## [TASK STATEMENT]
Each line of the data that includes the string "blind" is to be copied out.
* START *
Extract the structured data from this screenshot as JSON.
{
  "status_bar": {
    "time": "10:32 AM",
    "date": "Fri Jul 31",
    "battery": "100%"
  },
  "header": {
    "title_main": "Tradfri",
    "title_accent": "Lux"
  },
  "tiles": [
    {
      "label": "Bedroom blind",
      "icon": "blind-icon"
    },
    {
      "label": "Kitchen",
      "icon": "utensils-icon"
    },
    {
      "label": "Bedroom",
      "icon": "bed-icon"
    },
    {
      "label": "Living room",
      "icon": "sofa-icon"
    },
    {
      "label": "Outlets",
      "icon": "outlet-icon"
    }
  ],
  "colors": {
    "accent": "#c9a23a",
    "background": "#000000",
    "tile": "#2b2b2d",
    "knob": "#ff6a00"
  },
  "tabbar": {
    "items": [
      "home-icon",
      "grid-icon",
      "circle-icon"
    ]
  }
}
* END *
* START *
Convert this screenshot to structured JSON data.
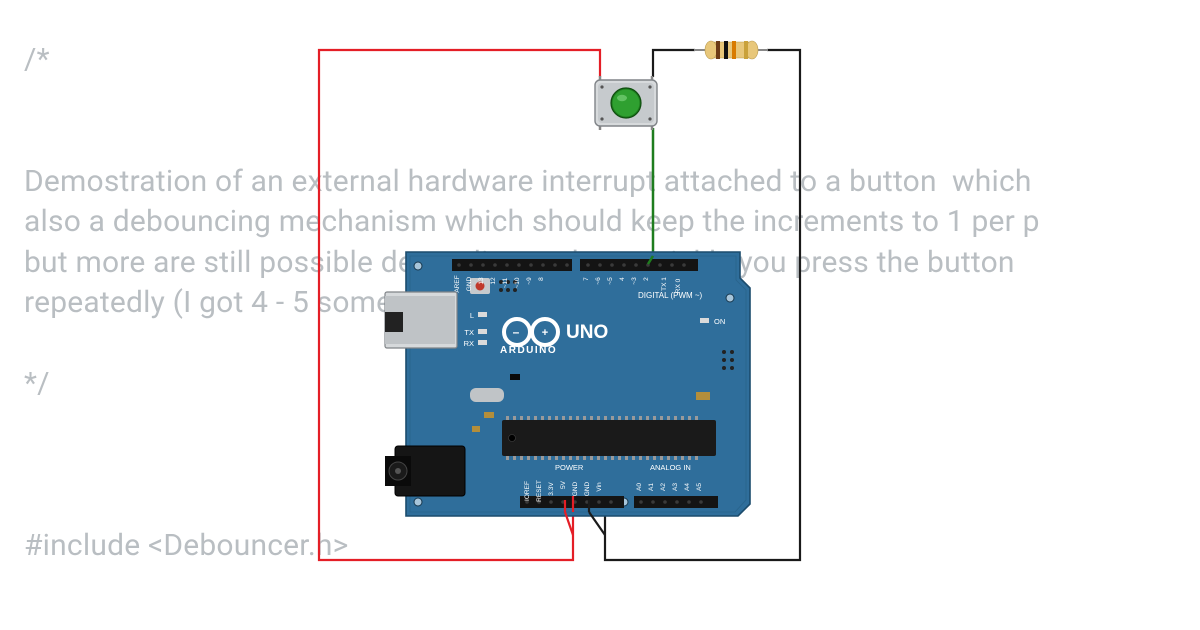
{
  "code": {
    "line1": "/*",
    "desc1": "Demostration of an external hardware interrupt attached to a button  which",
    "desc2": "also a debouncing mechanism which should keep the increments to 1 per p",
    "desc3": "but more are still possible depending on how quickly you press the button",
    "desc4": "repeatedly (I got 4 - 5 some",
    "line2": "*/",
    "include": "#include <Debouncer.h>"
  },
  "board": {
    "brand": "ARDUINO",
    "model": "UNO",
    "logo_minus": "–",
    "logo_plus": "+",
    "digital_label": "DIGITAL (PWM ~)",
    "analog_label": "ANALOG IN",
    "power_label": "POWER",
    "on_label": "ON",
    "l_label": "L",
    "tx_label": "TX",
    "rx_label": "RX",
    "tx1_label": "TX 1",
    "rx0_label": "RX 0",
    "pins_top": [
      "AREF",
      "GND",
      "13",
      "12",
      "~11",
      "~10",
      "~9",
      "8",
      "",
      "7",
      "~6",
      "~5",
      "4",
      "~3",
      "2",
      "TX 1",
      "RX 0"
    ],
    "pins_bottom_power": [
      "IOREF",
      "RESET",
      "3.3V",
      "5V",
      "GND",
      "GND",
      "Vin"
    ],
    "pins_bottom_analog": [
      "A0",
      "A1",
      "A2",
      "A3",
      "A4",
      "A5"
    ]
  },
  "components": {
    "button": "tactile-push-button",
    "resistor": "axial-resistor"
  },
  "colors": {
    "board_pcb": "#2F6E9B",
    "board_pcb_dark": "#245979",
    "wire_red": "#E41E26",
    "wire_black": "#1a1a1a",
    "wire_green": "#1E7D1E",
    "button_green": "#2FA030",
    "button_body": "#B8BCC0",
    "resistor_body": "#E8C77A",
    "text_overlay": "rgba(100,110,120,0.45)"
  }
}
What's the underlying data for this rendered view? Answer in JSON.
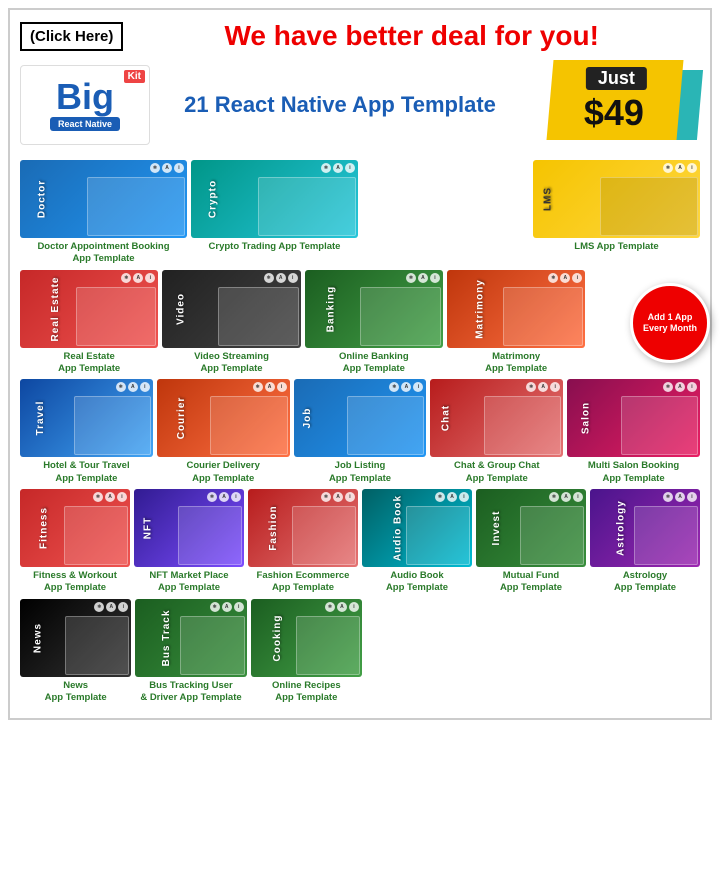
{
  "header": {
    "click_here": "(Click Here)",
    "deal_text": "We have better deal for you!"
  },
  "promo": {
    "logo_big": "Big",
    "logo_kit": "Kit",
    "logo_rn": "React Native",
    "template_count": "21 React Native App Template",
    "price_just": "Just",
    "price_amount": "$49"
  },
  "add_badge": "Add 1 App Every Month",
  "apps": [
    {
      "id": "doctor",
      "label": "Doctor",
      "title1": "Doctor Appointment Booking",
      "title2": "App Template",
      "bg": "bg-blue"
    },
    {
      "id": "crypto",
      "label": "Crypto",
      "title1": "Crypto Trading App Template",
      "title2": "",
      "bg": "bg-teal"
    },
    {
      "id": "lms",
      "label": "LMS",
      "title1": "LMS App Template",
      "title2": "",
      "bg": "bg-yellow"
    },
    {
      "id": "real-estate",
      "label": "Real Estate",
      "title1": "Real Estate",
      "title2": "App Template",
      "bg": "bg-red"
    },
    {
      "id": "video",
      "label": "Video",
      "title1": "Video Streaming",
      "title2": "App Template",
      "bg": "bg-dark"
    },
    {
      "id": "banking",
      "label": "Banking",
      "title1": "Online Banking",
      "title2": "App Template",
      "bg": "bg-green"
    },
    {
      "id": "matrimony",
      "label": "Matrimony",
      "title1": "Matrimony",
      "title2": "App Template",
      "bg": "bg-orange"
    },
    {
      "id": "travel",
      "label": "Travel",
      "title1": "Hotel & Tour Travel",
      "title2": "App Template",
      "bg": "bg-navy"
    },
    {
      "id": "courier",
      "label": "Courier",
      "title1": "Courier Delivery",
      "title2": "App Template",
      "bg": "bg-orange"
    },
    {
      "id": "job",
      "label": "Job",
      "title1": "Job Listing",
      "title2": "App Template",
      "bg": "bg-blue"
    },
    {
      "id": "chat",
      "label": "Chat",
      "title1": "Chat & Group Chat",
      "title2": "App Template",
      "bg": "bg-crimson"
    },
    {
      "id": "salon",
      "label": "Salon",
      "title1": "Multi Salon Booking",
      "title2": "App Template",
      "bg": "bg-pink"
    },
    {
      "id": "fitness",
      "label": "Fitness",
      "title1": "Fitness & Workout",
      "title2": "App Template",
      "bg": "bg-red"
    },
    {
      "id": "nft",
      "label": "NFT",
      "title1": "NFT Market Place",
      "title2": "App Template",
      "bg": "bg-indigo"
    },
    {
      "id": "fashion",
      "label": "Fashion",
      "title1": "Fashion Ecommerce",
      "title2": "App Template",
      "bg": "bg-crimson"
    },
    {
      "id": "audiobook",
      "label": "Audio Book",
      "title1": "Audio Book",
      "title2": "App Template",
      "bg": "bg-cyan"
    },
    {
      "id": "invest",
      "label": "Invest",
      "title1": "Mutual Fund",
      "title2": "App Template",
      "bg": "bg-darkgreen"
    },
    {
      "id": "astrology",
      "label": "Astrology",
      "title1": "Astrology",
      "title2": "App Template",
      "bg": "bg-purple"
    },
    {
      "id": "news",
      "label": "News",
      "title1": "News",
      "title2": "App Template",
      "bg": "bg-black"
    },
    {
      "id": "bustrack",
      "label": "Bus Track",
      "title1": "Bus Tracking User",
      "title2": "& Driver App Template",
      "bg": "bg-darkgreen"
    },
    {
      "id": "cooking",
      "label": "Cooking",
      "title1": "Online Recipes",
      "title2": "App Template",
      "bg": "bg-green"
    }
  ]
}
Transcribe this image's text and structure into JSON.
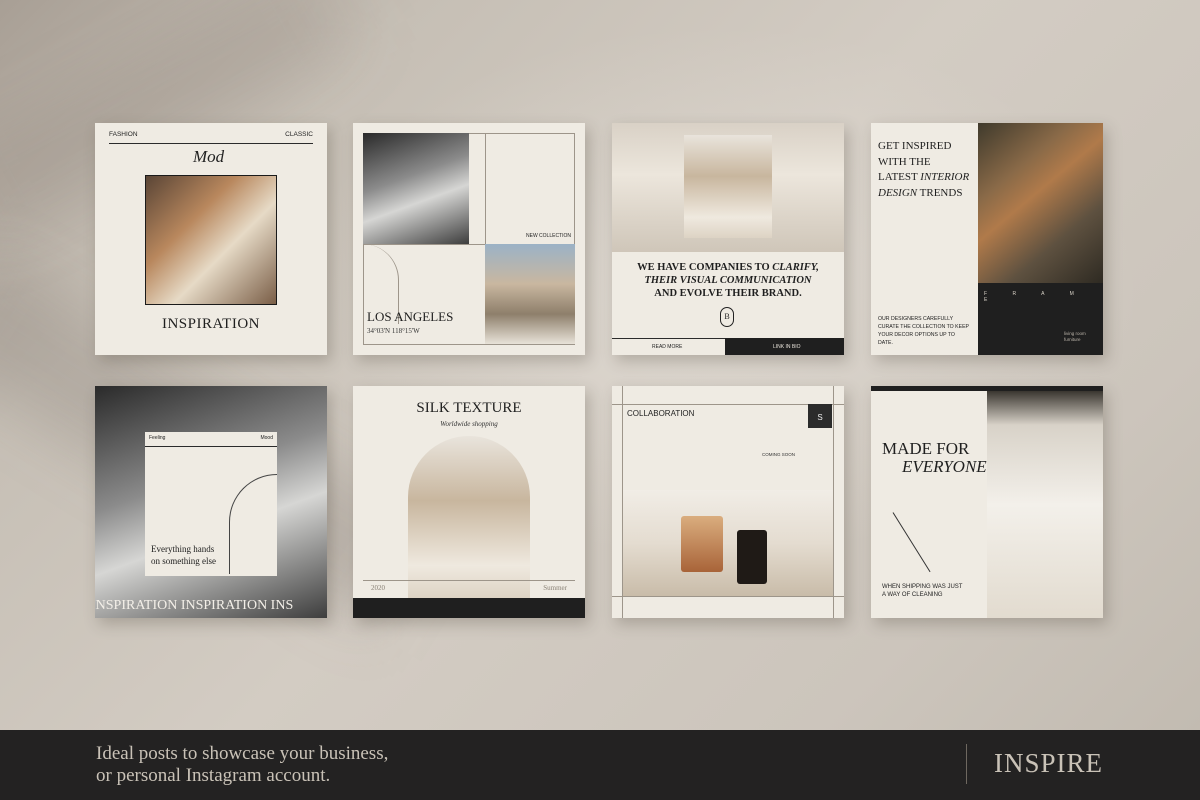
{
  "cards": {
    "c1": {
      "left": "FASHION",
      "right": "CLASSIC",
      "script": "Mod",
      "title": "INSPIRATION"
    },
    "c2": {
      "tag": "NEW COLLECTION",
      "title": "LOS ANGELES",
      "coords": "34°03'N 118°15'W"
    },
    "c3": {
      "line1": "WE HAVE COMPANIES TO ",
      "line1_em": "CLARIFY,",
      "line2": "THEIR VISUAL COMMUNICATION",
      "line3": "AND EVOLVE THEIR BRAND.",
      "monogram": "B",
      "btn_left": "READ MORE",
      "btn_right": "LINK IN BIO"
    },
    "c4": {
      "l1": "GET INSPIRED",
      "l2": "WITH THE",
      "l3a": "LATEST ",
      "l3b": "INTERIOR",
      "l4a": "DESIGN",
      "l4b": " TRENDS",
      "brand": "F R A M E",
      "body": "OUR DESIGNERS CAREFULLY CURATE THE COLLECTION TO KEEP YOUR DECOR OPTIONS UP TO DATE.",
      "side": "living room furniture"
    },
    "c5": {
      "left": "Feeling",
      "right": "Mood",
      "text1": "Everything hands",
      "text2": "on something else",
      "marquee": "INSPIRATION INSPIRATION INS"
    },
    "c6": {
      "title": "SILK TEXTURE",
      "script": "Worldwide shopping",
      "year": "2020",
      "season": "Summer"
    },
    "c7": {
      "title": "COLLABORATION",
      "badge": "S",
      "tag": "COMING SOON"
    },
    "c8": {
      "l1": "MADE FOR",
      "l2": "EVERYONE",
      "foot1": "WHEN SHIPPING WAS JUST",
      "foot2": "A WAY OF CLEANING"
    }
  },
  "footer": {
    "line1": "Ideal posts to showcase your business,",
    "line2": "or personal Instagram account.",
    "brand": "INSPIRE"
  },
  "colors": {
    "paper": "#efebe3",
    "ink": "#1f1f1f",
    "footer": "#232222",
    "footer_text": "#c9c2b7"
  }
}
* END *
## [RIGHT ANSWER]
      "label": "Bedroom blind",
      "icon": "blind-icon"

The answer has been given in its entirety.